--- Begin Provided data ---

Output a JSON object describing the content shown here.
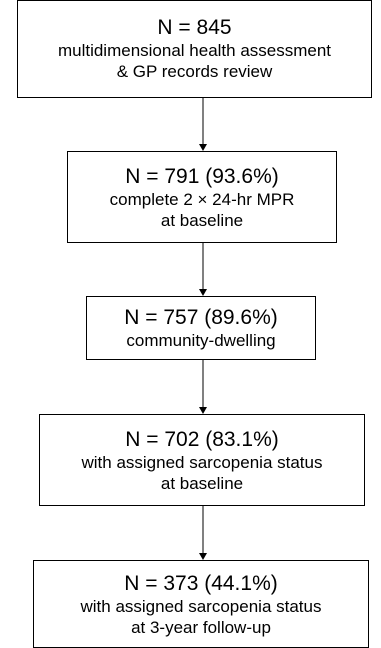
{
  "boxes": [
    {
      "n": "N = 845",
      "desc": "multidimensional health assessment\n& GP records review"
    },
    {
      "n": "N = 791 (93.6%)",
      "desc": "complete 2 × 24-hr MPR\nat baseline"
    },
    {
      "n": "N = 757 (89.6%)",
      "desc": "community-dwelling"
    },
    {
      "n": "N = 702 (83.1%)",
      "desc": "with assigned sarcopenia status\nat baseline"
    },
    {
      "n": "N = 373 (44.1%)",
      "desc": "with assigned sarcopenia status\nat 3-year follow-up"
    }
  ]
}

--- End Provided data ---

### What is needed
Transcribe all of the records above character for character. Exclude the pictures.

### Answer
Output a JSON object describing the content shown here.
{
  "boxes": [
    {
      "n": "N = 845",
      "desc": "multidimensional health assessment\n& GP records review"
    },
    {
      "n": "N = 791 (93.6%)",
      "desc": "complete 2 × 24-hr MPR\nat baseline"
    },
    {
      "n": "N = 757 (89.6%)",
      "desc": "community-dwelling"
    },
    {
      "n": "N = 702 (83.1%)",
      "desc": "with assigned sarcopenia status\nat baseline"
    },
    {
      "n": "N = 373 (44.1%)",
      "desc": "with assigned sarcopenia status\nat 3-year follow-up"
    }
  ]
}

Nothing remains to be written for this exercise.